◆ Instructions to follow ◆
Below are the records; reproduce all of them exactly but without any images.

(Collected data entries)
----------------------------------------

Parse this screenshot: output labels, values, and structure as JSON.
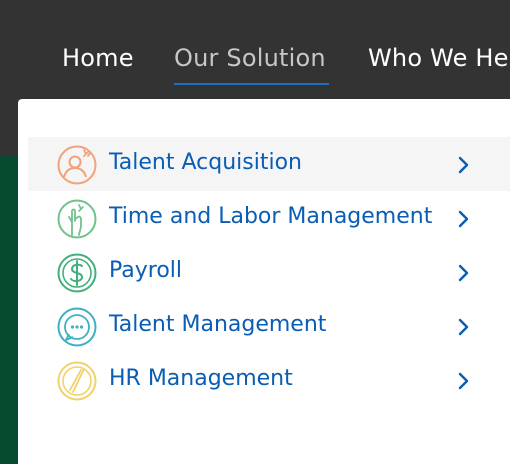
{
  "nav": {
    "items": [
      {
        "label": "Home",
        "active": false
      },
      {
        "label": "Our Solution",
        "active": true
      },
      {
        "label": "Who We He",
        "active": false
      }
    ],
    "active_color": "#1f6fc0"
  },
  "dropdown": {
    "items": [
      {
        "label": "Talent Acquisition",
        "icon": "talent-acquisition-icon",
        "color": "#f0a27a"
      },
      {
        "label": "Time and Labor Management",
        "icon": "time-labor-hand-icon",
        "color": "#6fc28a"
      },
      {
        "label": "Payroll",
        "icon": "payroll-dollar-icon",
        "color": "#42b07a"
      },
      {
        "label": "Talent Management",
        "icon": "talent-management-chat-icon",
        "color": "#3fb0c4"
      },
      {
        "label": "HR Management",
        "icon": "hr-management-compass-icon",
        "color": "#f2d26a"
      }
    ],
    "label_color": "#0a5db4"
  }
}
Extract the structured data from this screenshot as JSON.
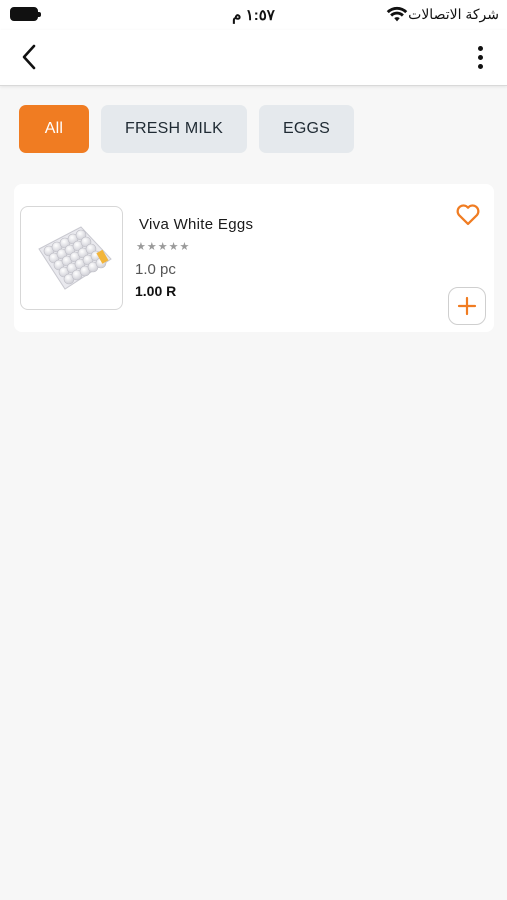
{
  "status_bar": {
    "time": "١:٥٧ م",
    "carrier": "شركة الاتصالات"
  },
  "filters": [
    {
      "label": "All",
      "active": true
    },
    {
      "label": "FRESH MILK",
      "active": false
    },
    {
      "label": "EGGS",
      "active": false
    }
  ],
  "product": {
    "name": "Viva White Eggs",
    "rating": "★★★★★",
    "unit": "1.0 pc",
    "price": "1.00 R"
  },
  "colors": {
    "accent": "#f07c22",
    "chip_bg": "#e5e9ed",
    "page_bg": "#f7f7f7"
  }
}
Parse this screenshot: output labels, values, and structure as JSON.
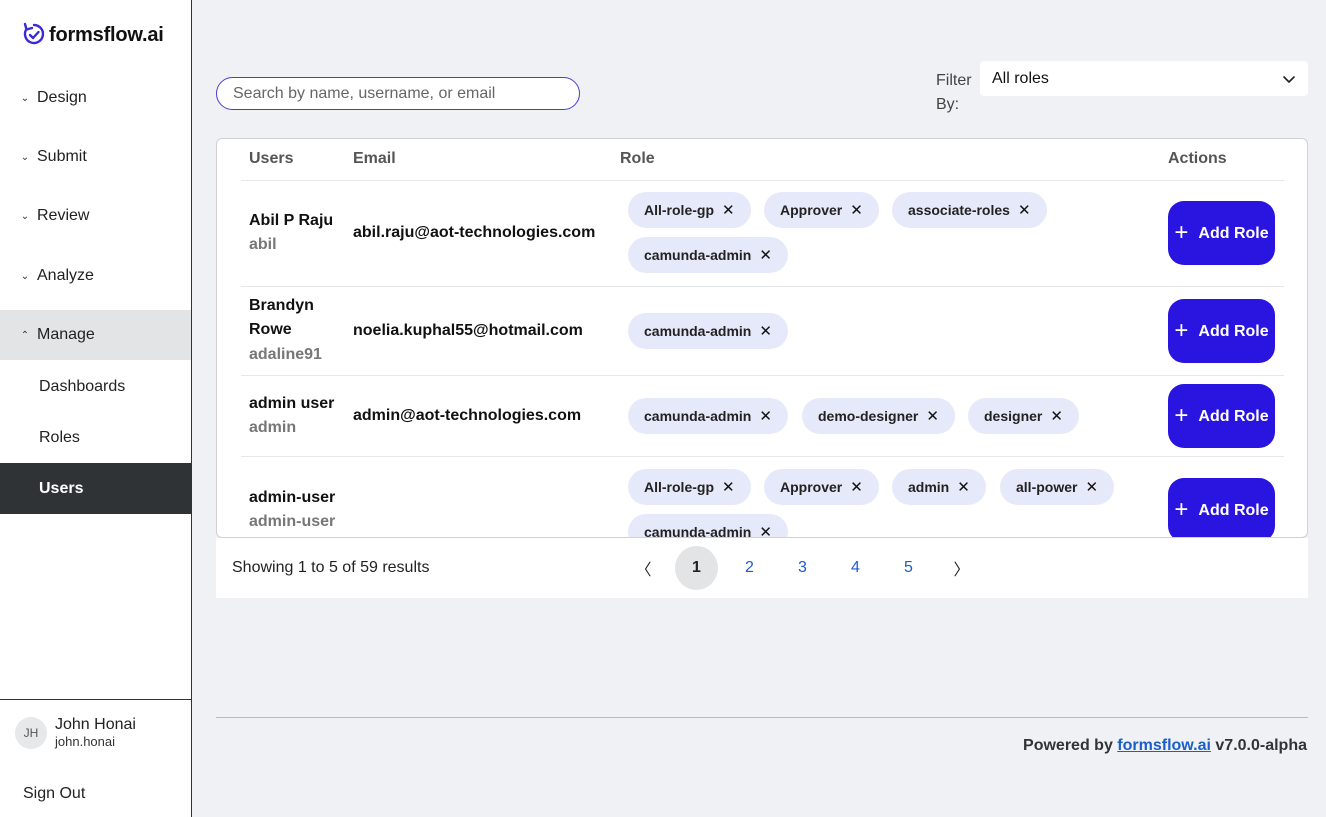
{
  "brand": {
    "name": "formsflow.ai"
  },
  "sidebar": {
    "nav": [
      {
        "label": "Design",
        "expanded": false
      },
      {
        "label": "Submit",
        "expanded": false
      },
      {
        "label": "Review",
        "expanded": false
      },
      {
        "label": "Analyze",
        "expanded": false
      },
      {
        "label": "Manage",
        "expanded": true
      }
    ],
    "sub_items": [
      {
        "label": "Dashboards",
        "active": false
      },
      {
        "label": "Roles",
        "active": false
      },
      {
        "label": "Users",
        "active": true
      }
    ],
    "user": {
      "initials": "JH",
      "name": "John Honai",
      "username": "john.honai"
    },
    "sign_out": "Sign Out"
  },
  "search": {
    "placeholder": "Search by name, username, or email",
    "value": ""
  },
  "filter": {
    "label": "Filter By:",
    "selected": "All roles"
  },
  "table": {
    "headers": {
      "users": "Users",
      "email": "Email",
      "role": "Role",
      "actions": "Actions"
    },
    "rows": [
      {
        "name": "Abil P Raju",
        "username": "abil",
        "email": "abil.raju@aot-technologies.com",
        "roles": [
          "All-role-gp",
          "Approver",
          "associate-roles",
          "camunda-admin"
        ]
      },
      {
        "name": "Brandyn Rowe",
        "username": "adaline91",
        "email": "noelia.kuphal55@hotmail.com",
        "roles": [
          "camunda-admin"
        ]
      },
      {
        "name": "admin user",
        "username": "admin",
        "email": "admin@aot-technologies.com",
        "roles": [
          "camunda-admin",
          "demo-designer",
          "designer"
        ]
      },
      {
        "name": "admin-user",
        "username": "admin-user",
        "email": "",
        "roles": [
          "All-role-gp",
          "Approver",
          "admin",
          "all-power",
          "camunda-admin"
        ]
      }
    ],
    "add_role_label": "Add Role",
    "remove_symbol": "✕"
  },
  "pagination": {
    "summary": "Showing 1 to 5 of 59 results",
    "prev": "〈",
    "next": "〉",
    "pages": [
      "1",
      "2",
      "3",
      "4",
      "5"
    ],
    "current": "1"
  },
  "footer": {
    "prefix": "Powered by",
    "link": "formsflow.ai",
    "version": "v7.0.0-alpha"
  },
  "colors": {
    "accent": "#2a14e0",
    "chip": "#e6e9f9",
    "active_nav": "#303336",
    "link": "#1a5fc9"
  }
}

----------------------------------------

◆ Exercise response ◆
Parse this screenshot: output labels, values, and structure as JSON.
{
  "nav": {
    "items": [
      {
        "label": "Home",
        "active": false
      },
      {
        "label": "Our Solution",
        "active": true
      },
      {
        "label": "Who We He",
        "active": false
      }
    ],
    "active_color": "#1f6fc0"
  },
  "dropdown": {
    "items": [
      {
        "label": "Talent Acquisition",
        "icon": "talent-acquisition-icon",
        "color": "#f0a27a"
      },
      {
        "label": "Time and Labor Management",
        "icon": "time-labor-hand-icon",
        "color": "#6fc28a"
      },
      {
        "label": "Payroll",
        "icon": "payroll-dollar-icon",
        "color": "#42b07a"
      },
      {
        "label": "Talent Management",
        "icon": "talent-management-chat-icon",
        "color": "#3fb0c4"
      },
      {
        "label": "HR Management",
        "icon": "hr-management-compass-icon",
        "color": "#f2d26a"
      }
    ],
    "label_color": "#0a5db4"
  }
}
Extract the structured data from this screenshot as JSON.
{
  "status_bar": {
    "time": "١:٥٧ م",
    "carrier": "شركة الاتصالات"
  },
  "filters": [
    {
      "label": "All",
      "active": true
    },
    {
      "label": "FRESH MILK",
      "active": false
    },
    {
      "label": "EGGS",
      "active": false
    }
  ],
  "product": {
    "name": "Viva White Eggs",
    "rating": "★★★★★",
    "unit": "1.0 pc",
    "price": "1.00 R"
  },
  "colors": {
    "accent": "#f07c22",
    "chip_bg": "#e5e9ed",
    "page_bg": "#f7f7f7"
  }
}
Parse this screenshot: output labels, values, and structure as JSON.
{
  "brand": {
    "name": "formsflow.ai"
  },
  "sidebar": {
    "nav": [
      {
        "label": "Design",
        "expanded": false
      },
      {
        "label": "Submit",
        "expanded": false
      },
      {
        "label": "Review",
        "expanded": false
      },
      {
        "label": "Analyze",
        "expanded": false
      },
      {
        "label": "Manage",
        "expanded": true
      }
    ],
    "sub_items": [
      {
        "label": "Dashboards",
        "active": false
      },
      {
        "label": "Roles",
        "active": false
      },
      {
        "label": "Users",
        "active": true
      }
    ],
    "user": {
      "initials": "JH",
      "name": "John Honai",
      "username": "john.honai"
    },
    "sign_out": "Sign Out"
  },
  "search": {
    "placeholder": "Search by name, username, or email",
    "value": ""
  },
  "filter": {
    "label": "Filter By:",
    "selected": "All roles"
  },
  "table": {
    "headers": {
      "users": "Users",
      "email": "Email",
      "role": "Role",
      "actions": "Actions"
    },
    "rows": [
      {
        "name": "Abil P Raju",
        "username": "abil",
        "email": "abil.raju@aot-technologies.com",
        "roles": [
          "All-role-gp",
          "Approver",
          "associate-roles",
          "camunda-admin"
        ]
      },
      {
        "name": "Brandyn Rowe",
        "username": "adaline91",
        "email": "noelia.kuphal55@hotmail.com",
        "roles": [
          "camunda-admin"
        ]
      },
      {
        "name": "admin user",
        "username": "admin",
        "email": "admin@aot-technologies.com",
        "roles": [
          "camunda-admin",
          "demo-designer",
          "designer"
        ]
      },
      {
        "name": "admin-user",
        "username": "admin-user",
        "email": "",
        "roles": [
          "All-role-gp",
          "Approver",
          "admin",
          "all-power",
          "camunda-admin"
        ]
      }
    ],
    "add_role_label": "Add Role",
    "remove_symbol": "✕"
  },
  "pagination": {
    "summary": "Showing 1 to 5 of 59 results",
    "prev": "〈",
    "next": "〉",
    "pages": [
      "1",
      "2",
      "3",
      "4",
      "5"
    ],
    "current": "1"
  },
  "footer": {
    "prefix": "Powered by",
    "link": "formsflow.ai",
    "version": "v7.0.0-alpha"
  },
  "colors": {
    "accent": "#2a14e0",
    "chip": "#e6e9f9",
    "active_nav": "#303336",
    "link": "#1a5fc9"
  }
}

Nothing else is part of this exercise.